▸ **GOAL OF THE EXERCISE**
Each entry below is to be given again word for word, with no pictures.

▸ **THE INPUT**
━━━━━━━━━━━━━━━━━━━━
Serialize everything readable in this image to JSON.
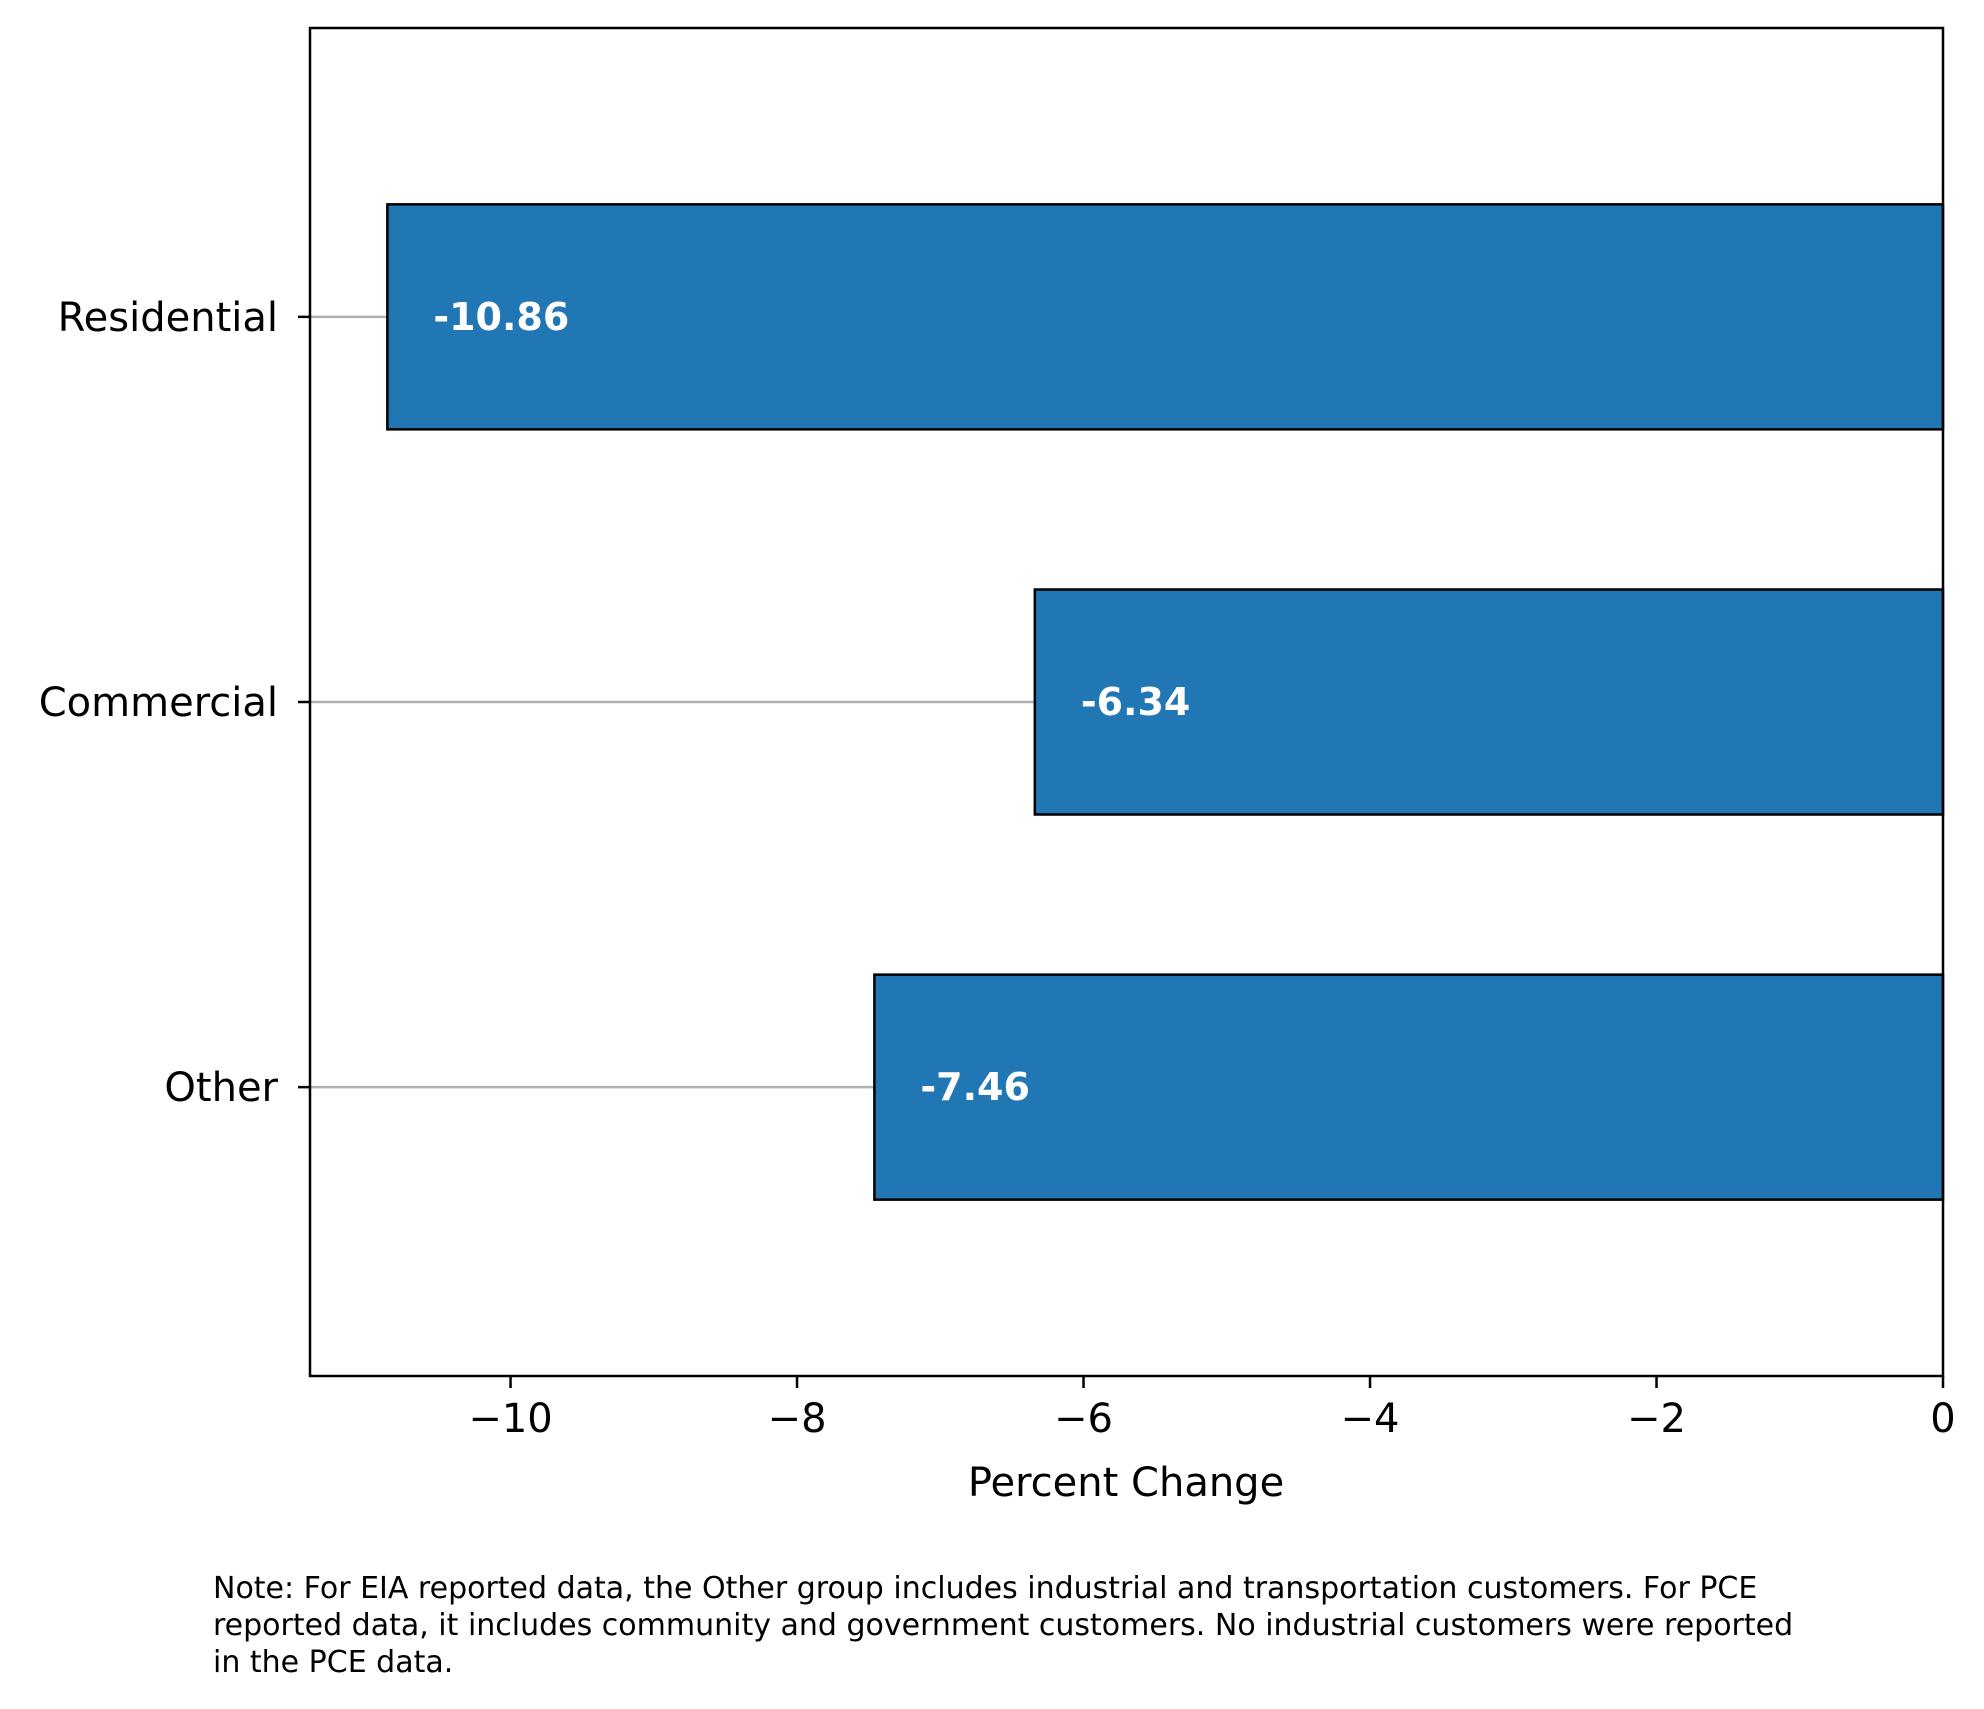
{
  "chart_data": {
    "type": "bar",
    "orientation": "horizontal",
    "categories": [
      "Residential",
      "Commercial",
      "Other"
    ],
    "values": [
      -10.86,
      -6.34,
      -7.46
    ],
    "value_labels": [
      "-10.86",
      "-6.34",
      "-7.46"
    ],
    "xlabel": "Percent Change",
    "ylabel": "",
    "title": "",
    "xlim": [
      -11.4,
      0
    ],
    "xticks": [
      -10,
      -8,
      -6,
      -4,
      -2,
      0
    ],
    "xtick_labels": [
      "−10",
      "−8",
      "−6",
      "−4",
      "−2",
      "0"
    ],
    "grid": false,
    "bar_color": "#2077b4",
    "bar_edge_color": "#000000",
    "leader_line_color": "#b0b0b0",
    "label_color": "#ffffff"
  },
  "note": {
    "lines": [
      "Note: For EIA reported data, the Other group includes industrial and transportation customers. For PCE",
      "reported data, it includes community and government customers. No industrial customers were reported",
      "in the PCE data."
    ]
  }
}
━━━━━━━━━━━━━━━━━━━━
▸ **SOLUTION TO THE PROBLEM**
Serialize everything readable in this image to JSON.
{
  "chart_data": {
    "type": "bar",
    "orientation": "horizontal",
    "categories": [
      "Residential",
      "Commercial",
      "Other"
    ],
    "values": [
      -10.86,
      -6.34,
      -7.46
    ],
    "value_labels": [
      "-10.86",
      "-6.34",
      "-7.46"
    ],
    "xlabel": "Percent Change",
    "ylabel": "",
    "title": "",
    "xlim": [
      -11.4,
      0
    ],
    "xticks": [
      -10,
      -8,
      -6,
      -4,
      -2,
      0
    ],
    "xtick_labels": [
      "−10",
      "−8",
      "−6",
      "−4",
      "−2",
      "0"
    ],
    "grid": false,
    "bar_color": "#2077b4",
    "bar_edge_color": "#000000",
    "leader_line_color": "#b0b0b0",
    "label_color": "#ffffff"
  },
  "note": {
    "lines": [
      "Note: For EIA reported data, the Other group includes industrial and transportation customers. For PCE",
      "reported data, it includes community and government customers. No industrial customers were reported",
      "in the PCE data."
    ]
  }
}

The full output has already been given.